* Exercise instructions:
Every entry that follows should be repeated exactly; drop the images.

..........

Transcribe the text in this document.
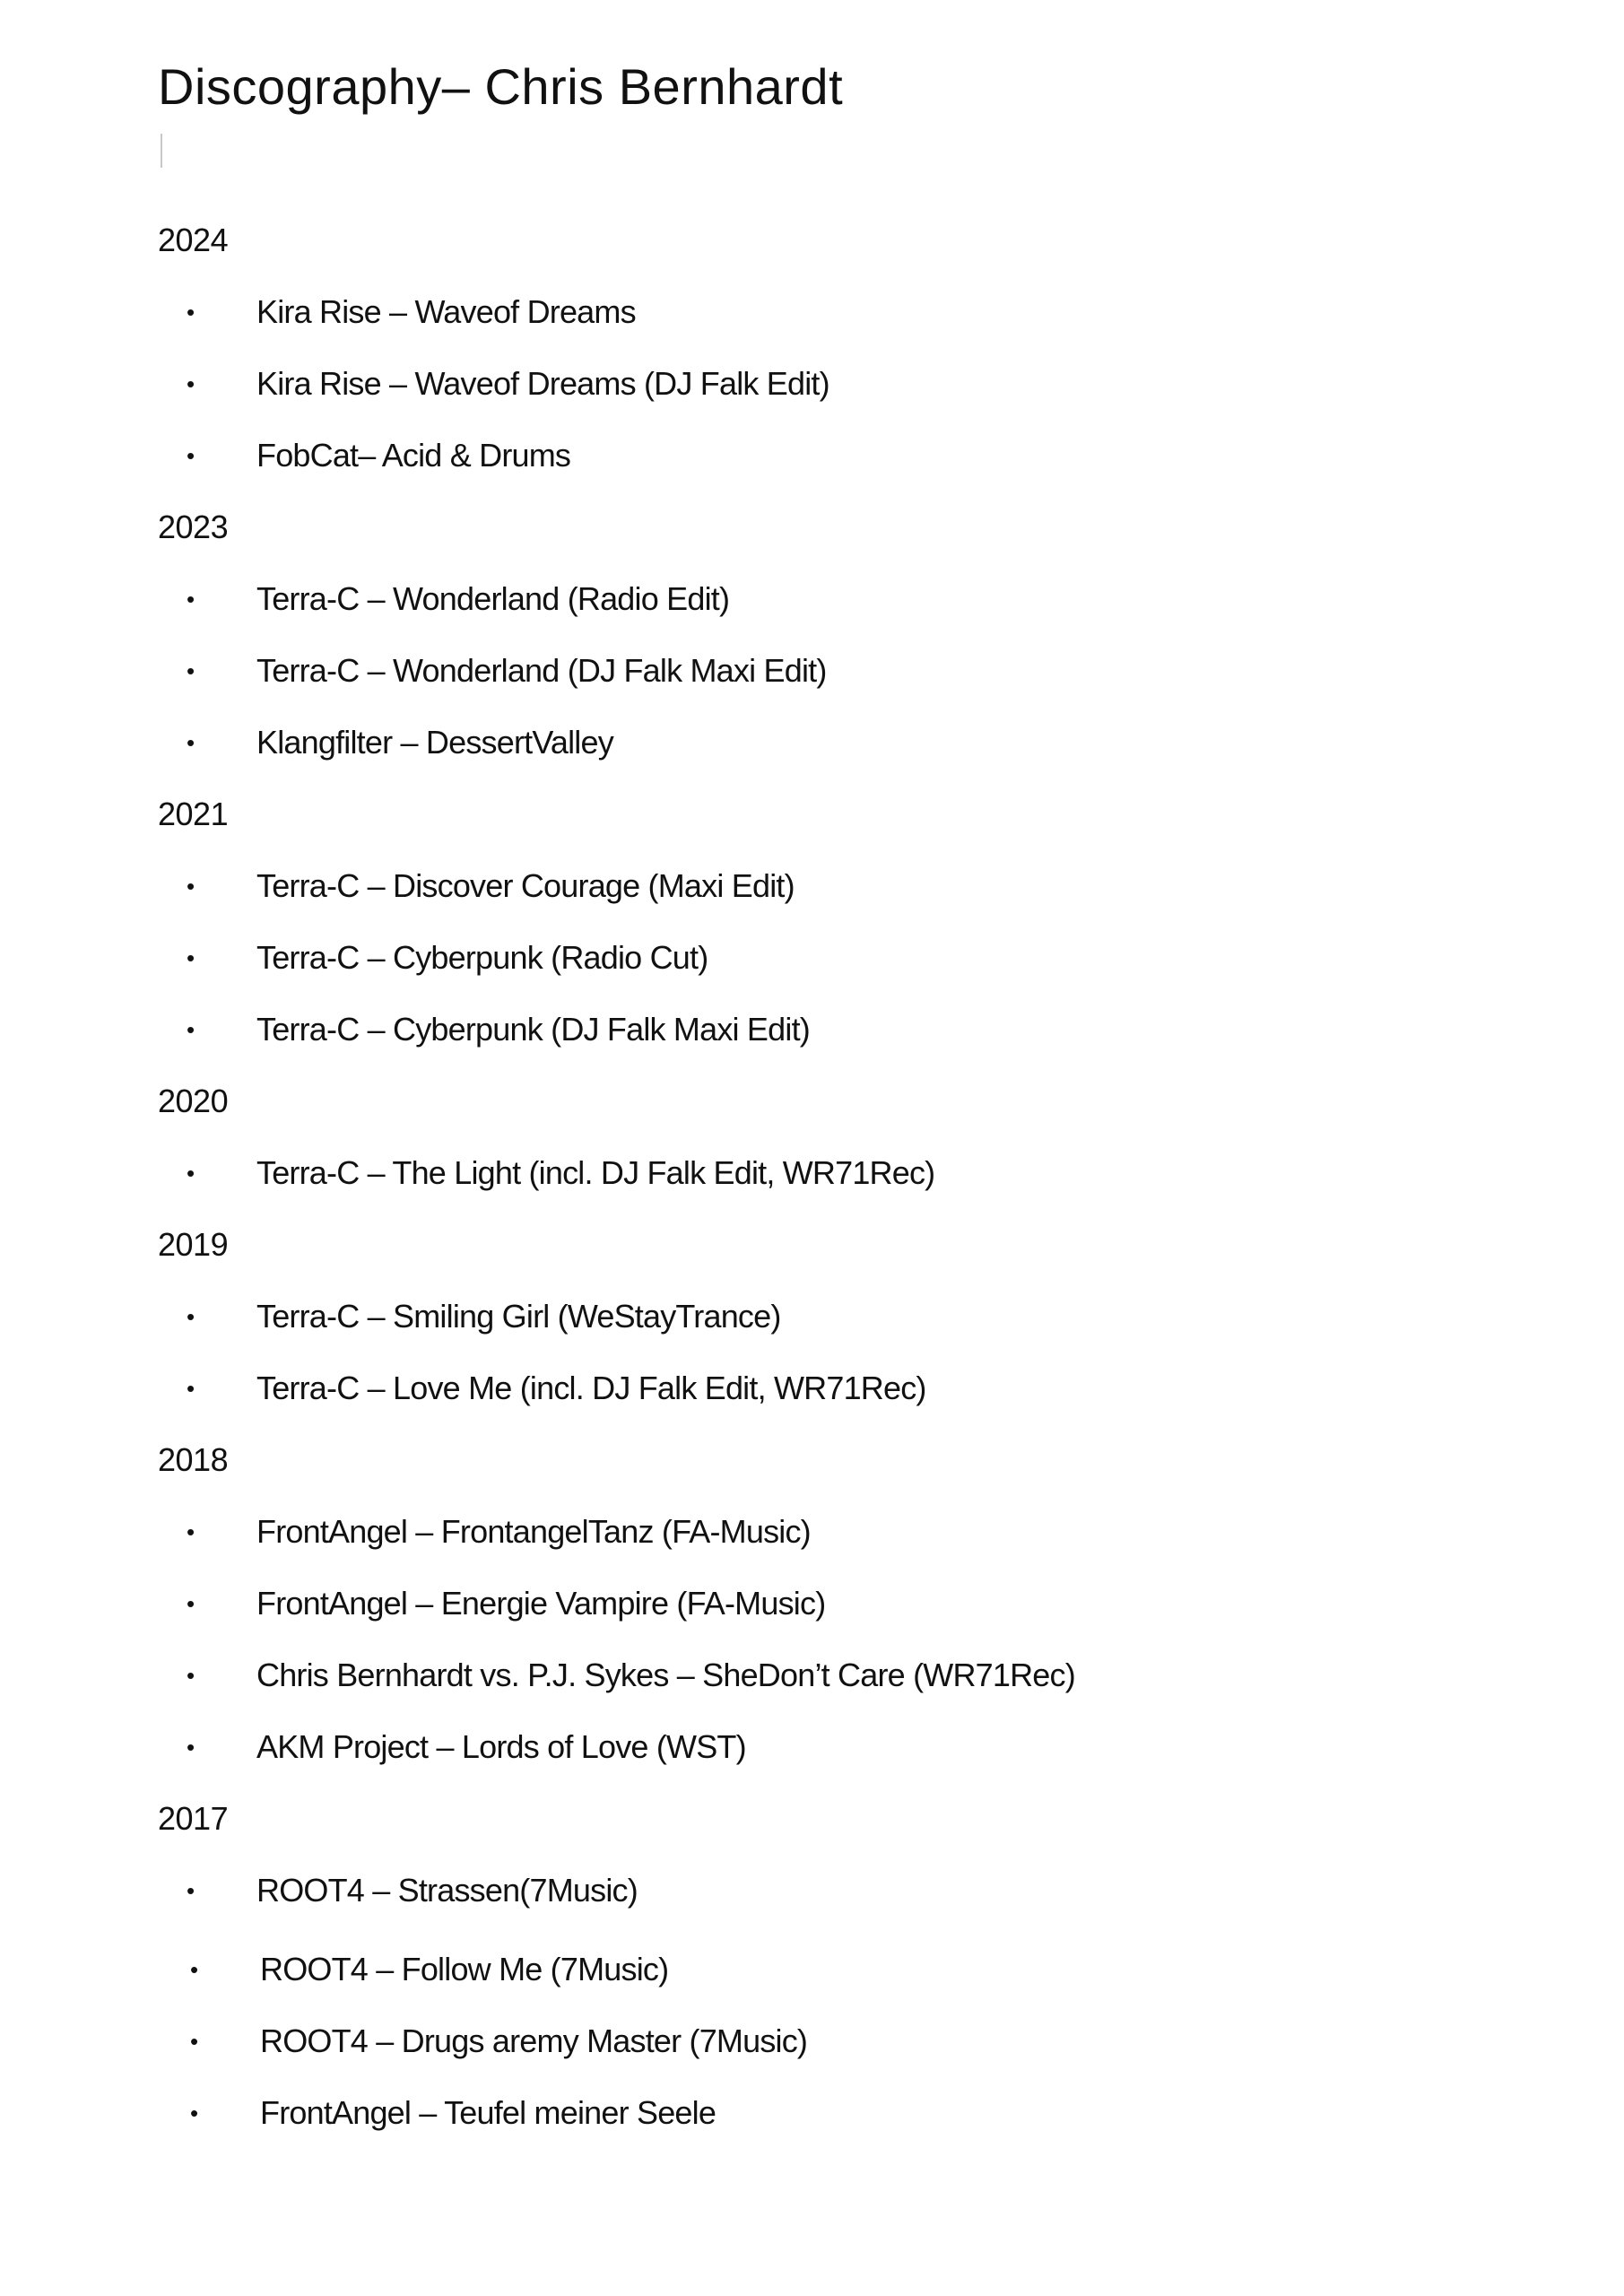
Discography– Chris Bernhardt
2024
• Kira Rise – Waveof Dreams
• Kira Rise – Waveof Dreams (DJ Falk Edit)
• FobCat– Acid & Drums
2023
• Terra-C – Wonderland (Radio Edit)
• Terra-C – Wonderland (DJ Falk Maxi Edit)
• Klangfilter – DessertValley
2021
• Terra-C – Discover Courage (Maxi Edit)
• Terra-C – Cyberpunk (Radio Cut)
• Terra-C – Cyberpunk (DJ Falk Maxi Edit)
2020
• Terra-C – The Light (incl. DJ Falk Edit, WR71Rec)
2019
• Terra-C – Smiling Girl (WeStayTrance)
• Terra-C – Love Me (incl. DJ Falk Edit, WR71Rec)
2018
• FrontAngel – FrontangelTanz (FA-Music)
• FrontAngel – Energie Vampire (FA-Music)
• Chris Bernhardt vs. P.J. Sykes – SheDon’t Care (WR71Rec)
• AKM Project – Lords of Love (WST)
2017
• ROOT4 – Strassen(7Music)
• ROOT4 – Follow Me (7Music)
• ROOT4 – Drugs aremy Master (7Music)
• FrontAngel – Teufel meiner Seele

..........

* Solution for this problem:
Transcribe the text in this document.
Discography– Chris Bernhardt
2024
• Kira Rise – Waveof Dreams
• Kira Rise – Waveof Dreams (DJ Falk Edit)
• FobCat– Acid & Drums
2023
• Terra-C – Wonderland (Radio Edit)
• Terra-C – Wonderland (DJ Falk Maxi Edit)
• Klangfilter – DessertValley
2021
• Terra-C – Discover Courage (Maxi Edit)
• Terra-C – Cyberpunk (Radio Cut)
• Terra-C – Cyberpunk (DJ Falk Maxi Edit)
2020
• Terra-C – The Light (incl. DJ Falk Edit, WR71Rec)
2019
• Terra-C – Smiling Girl (WeStayTrance)
• Terra-C – Love Me (incl. DJ Falk Edit, WR71Rec)
2018
• FrontAngel – FrontangelTanz (FA-Music)
• FrontAngel – Energie Vampire (FA-Music)
• Chris Bernhardt vs. P.J. Sykes – SheDon’t Care (WR71Rec)
• AKM Project – Lords of Love (WST)
2017
• ROOT4 – Strassen(7Music)
• ROOT4 – Follow Me (7Music)
• ROOT4 – Drugs aremy Master (7Music)
• FrontAngel – Teufel meiner Seele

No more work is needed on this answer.